GOAL ->
In the entries below, count every line containing "value". Reply with the number alone.

Dataset records:
# # #
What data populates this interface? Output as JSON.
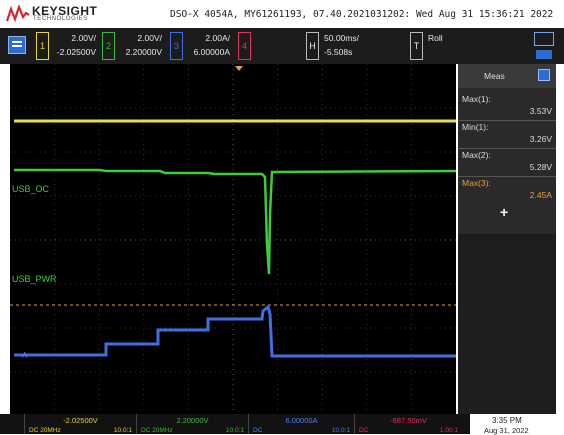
{
  "header": {
    "brand": "KEYSIGHT",
    "brand_sub": "TECHNOLOGIES",
    "device_info": "DSO-X 4054A, MY61261193, 07.40.2021031202: Wed Aug 31 15:36:21 2022"
  },
  "channels": [
    {
      "num": "1",
      "scale": "2.00V/",
      "offset": "-2.02500V",
      "color": "#e8d23a"
    },
    {
      "num": "2",
      "scale": "2.00V/",
      "offset": "2.20000V",
      "color": "#3dba3a"
    },
    {
      "num": "3",
      "scale": "2.00A/",
      "offset": "6.00000A",
      "color": "#3f6fe0"
    },
    {
      "num": "4",
      "scale": "",
      "offset": "",
      "color": "#e0325a"
    }
  ],
  "horizontal": {
    "label": "H",
    "scale": "50.00ms/",
    "position": "-5.508s"
  },
  "trigger": {
    "label": "T",
    "mode": "Roll"
  },
  "trace_labels": {
    "usb_oc": "USB_OC",
    "usb_pwr": "USB_PWR",
    "ch3_marker": "A"
  },
  "measurements": {
    "title": "Meas",
    "items": [
      {
        "label": "Max(1):",
        "value": "3.53V",
        "color": "#dddddd"
      },
      {
        "label": "Min(1):",
        "value": "3.26V",
        "color": "#dddddd"
      },
      {
        "label": "Max(2):",
        "value": "5.28V",
        "color": "#dddddd"
      },
      {
        "label": "Max(3):",
        "value": "2.45A",
        "color": "#e8a040"
      }
    ],
    "add_symbol": "+"
  },
  "bottom": [
    {
      "value": "-2.02500V",
      "coupling": "DC 20MHz",
      "probe": "10.0:1",
      "color": "#e8d23a"
    },
    {
      "value": "2.20000V",
      "coupling": "DC 20MHz",
      "probe": "10.0:1",
      "color": "#3dba3a"
    },
    {
      "value": "6.00000A",
      "coupling": "DC",
      "probe": "10.0:1",
      "color": "#4f7ff0"
    },
    {
      "value": "-687.50mV",
      "coupling": "DC",
      "probe": "1.00:1",
      "color": "#e0325a"
    }
  ],
  "clock": {
    "time": "3:35 PM",
    "date": "Aug 31, 2022"
  },
  "colors": {
    "ch1": "#e8d23a",
    "ch2": "#3dba3a",
    "ch3": "#3f6fe0",
    "ch4": "#e0325a",
    "trigger_level": "#e8a040"
  }
}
# # #
WORKED SOLUTION ->
8